- _What is being asked_: Copy out the data again, from the line containing "modified-dot-icon — [109, 131, 117, 139]" down to the line containing "code-line[interactable]: 6 prefix", with both of those lines included.

- _Records shown_:
- - - - -

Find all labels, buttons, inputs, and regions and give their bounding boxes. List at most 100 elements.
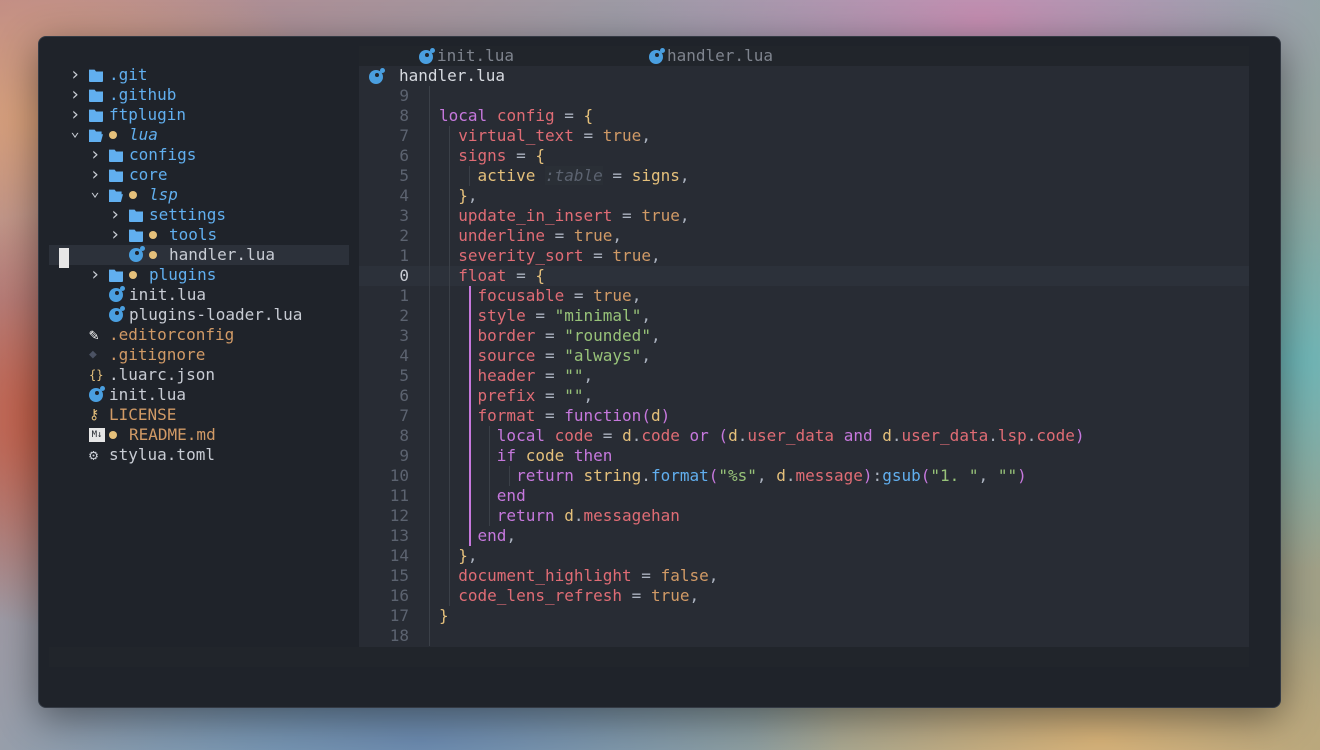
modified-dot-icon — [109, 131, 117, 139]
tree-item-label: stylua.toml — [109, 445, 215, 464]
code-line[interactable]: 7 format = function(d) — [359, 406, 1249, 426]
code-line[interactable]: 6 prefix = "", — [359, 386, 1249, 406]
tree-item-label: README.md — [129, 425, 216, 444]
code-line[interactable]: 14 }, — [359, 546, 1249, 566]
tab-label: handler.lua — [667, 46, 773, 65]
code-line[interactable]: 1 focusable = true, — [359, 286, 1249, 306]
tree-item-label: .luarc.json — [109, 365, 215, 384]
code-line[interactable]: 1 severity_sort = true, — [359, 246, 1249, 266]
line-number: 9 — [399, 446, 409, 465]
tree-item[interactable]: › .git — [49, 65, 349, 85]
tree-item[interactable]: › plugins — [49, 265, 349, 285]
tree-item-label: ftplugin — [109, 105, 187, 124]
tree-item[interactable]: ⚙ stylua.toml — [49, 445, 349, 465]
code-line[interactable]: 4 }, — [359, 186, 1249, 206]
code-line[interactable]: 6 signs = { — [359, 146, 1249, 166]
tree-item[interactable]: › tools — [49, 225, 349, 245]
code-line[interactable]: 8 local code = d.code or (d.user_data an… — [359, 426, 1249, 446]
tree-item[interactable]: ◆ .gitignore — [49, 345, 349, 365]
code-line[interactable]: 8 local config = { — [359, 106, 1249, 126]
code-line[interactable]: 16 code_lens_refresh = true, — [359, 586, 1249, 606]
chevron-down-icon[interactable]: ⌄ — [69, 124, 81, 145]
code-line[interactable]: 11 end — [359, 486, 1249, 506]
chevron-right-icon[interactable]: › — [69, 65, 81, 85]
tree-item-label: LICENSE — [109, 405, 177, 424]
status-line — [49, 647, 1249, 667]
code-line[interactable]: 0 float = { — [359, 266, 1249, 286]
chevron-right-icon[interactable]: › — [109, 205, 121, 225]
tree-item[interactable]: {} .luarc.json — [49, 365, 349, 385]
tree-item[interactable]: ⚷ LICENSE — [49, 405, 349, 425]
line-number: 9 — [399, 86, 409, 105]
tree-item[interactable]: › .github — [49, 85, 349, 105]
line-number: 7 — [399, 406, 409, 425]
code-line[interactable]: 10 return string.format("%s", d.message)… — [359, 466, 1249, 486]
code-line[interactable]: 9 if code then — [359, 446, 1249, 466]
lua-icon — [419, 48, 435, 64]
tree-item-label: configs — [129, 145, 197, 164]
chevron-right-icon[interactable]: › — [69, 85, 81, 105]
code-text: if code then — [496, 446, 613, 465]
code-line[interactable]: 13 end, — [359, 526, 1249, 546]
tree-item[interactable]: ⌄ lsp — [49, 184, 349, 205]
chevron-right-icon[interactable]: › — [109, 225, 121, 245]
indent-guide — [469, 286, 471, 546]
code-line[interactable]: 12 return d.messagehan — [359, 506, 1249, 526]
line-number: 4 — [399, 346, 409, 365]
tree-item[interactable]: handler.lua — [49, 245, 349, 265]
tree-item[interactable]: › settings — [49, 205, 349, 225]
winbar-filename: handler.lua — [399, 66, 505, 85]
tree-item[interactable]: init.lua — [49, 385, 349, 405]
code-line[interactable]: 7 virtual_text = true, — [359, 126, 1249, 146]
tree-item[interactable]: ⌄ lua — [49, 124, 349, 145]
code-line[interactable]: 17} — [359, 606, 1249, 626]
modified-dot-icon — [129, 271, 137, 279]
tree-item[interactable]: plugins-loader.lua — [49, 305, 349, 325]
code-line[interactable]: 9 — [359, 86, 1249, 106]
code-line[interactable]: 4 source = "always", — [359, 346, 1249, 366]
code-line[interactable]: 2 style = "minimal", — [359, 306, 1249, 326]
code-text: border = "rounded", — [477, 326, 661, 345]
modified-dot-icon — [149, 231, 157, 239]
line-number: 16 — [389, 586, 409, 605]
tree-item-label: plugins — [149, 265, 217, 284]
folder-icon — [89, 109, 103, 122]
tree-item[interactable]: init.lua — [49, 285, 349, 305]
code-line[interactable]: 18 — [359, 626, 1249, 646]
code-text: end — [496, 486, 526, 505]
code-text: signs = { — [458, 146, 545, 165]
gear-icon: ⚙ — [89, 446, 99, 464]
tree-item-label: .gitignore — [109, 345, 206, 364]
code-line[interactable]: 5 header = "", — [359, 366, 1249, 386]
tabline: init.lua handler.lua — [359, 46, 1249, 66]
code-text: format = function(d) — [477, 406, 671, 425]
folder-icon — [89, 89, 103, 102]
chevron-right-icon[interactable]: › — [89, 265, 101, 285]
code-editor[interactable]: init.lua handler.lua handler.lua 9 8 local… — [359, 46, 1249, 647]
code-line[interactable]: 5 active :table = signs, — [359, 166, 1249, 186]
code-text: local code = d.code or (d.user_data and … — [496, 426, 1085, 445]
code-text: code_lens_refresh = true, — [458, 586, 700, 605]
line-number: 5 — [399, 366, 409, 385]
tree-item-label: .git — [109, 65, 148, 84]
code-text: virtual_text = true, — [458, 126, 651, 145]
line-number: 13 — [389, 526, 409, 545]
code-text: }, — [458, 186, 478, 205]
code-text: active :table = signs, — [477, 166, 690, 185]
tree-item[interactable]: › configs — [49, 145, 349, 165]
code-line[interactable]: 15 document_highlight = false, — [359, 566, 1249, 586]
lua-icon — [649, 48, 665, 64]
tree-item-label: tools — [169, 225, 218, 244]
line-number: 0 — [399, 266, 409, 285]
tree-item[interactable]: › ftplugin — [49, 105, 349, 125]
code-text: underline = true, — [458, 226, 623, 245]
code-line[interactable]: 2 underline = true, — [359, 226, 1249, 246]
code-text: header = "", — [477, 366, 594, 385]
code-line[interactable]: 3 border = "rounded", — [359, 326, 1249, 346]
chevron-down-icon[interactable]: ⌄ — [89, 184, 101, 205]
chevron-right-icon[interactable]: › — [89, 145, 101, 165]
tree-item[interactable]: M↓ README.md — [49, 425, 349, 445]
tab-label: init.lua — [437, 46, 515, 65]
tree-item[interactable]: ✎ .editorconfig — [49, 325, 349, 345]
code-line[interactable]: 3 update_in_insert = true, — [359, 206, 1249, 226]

- - - - -

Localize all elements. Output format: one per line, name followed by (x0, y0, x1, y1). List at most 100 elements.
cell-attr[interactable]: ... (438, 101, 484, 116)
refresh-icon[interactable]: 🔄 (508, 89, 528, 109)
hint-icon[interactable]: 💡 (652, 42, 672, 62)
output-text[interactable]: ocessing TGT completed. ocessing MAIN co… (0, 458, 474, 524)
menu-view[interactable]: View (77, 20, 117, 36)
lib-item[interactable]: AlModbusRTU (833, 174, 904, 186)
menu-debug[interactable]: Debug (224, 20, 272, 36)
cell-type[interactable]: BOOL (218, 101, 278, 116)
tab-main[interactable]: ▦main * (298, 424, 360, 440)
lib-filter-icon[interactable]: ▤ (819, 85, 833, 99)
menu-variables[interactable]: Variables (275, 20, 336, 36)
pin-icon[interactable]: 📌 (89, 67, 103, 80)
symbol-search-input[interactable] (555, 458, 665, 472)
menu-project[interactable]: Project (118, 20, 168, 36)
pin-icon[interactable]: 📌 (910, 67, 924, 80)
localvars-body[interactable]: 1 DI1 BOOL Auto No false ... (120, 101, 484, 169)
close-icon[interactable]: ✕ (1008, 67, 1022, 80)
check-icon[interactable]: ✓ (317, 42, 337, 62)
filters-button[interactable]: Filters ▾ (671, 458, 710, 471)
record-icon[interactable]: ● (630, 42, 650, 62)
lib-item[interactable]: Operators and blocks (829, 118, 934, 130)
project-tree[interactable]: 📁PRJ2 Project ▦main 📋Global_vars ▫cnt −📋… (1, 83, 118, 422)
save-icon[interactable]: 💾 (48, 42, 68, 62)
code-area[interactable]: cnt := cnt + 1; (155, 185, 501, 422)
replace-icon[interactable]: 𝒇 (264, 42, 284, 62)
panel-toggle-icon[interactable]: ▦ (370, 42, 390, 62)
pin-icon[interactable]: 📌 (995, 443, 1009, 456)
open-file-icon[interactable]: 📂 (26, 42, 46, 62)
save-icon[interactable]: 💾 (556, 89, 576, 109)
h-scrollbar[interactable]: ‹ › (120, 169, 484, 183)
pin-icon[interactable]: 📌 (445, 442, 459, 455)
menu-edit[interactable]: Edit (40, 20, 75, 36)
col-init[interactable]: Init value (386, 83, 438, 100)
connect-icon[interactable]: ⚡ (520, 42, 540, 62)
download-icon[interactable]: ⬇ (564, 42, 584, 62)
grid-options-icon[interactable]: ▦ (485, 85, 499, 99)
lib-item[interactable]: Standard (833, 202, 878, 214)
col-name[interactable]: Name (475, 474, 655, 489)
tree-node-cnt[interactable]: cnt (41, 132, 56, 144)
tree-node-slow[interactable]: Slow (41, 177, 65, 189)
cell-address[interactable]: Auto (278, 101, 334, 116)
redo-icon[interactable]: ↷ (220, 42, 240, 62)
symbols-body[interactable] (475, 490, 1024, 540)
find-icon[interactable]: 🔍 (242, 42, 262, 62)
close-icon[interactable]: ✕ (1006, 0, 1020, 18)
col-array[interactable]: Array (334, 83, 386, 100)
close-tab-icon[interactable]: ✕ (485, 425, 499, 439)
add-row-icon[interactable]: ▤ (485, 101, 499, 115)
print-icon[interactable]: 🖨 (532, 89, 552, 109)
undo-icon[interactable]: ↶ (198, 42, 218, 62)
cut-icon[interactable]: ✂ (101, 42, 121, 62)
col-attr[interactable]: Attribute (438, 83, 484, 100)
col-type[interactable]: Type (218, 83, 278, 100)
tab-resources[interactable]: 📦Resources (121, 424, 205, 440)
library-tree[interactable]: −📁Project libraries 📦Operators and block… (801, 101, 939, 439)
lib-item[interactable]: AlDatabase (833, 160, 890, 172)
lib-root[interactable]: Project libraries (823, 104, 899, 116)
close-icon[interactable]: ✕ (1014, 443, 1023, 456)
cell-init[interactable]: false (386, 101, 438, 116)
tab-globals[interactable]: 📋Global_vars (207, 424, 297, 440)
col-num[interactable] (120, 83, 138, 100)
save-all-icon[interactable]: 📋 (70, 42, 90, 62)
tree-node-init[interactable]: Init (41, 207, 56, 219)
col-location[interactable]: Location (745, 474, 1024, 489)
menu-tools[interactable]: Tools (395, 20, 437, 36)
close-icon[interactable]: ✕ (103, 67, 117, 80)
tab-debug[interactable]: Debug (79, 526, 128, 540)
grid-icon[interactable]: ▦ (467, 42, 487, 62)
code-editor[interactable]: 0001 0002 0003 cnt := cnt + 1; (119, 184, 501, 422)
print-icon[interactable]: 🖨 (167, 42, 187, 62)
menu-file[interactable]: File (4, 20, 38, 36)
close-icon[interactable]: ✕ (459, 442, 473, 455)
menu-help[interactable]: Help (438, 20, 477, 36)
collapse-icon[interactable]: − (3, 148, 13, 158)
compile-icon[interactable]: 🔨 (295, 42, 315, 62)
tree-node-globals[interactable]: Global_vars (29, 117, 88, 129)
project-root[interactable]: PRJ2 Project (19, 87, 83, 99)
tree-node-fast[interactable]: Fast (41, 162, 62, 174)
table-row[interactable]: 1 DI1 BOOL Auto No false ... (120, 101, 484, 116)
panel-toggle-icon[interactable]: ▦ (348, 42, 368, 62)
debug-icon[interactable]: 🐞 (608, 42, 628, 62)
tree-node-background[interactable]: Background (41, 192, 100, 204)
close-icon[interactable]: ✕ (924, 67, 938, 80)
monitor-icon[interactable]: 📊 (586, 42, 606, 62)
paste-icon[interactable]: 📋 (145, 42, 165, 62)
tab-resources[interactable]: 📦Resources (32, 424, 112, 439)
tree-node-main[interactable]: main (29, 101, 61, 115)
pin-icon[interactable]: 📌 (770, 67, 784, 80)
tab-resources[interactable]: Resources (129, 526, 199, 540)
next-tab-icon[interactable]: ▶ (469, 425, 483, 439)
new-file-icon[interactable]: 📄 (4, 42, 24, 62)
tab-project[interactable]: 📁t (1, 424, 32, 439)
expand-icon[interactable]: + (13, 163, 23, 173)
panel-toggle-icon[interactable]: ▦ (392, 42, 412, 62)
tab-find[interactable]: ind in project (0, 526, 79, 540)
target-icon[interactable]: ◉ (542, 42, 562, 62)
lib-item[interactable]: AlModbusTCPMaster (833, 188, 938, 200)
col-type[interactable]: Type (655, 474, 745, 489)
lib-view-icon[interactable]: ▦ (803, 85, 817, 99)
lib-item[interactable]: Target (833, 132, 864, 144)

- - - - -

- _Task result_:
modified-dot-icon — [109, 131, 117, 139]
tree-item-label: stylua.toml — [109, 445, 215, 464]
code-line[interactable]: 7 format = function(d) — [359, 406, 1249, 426]
code-line[interactable]: 6 prefix = "", — [359, 386, 1249, 406]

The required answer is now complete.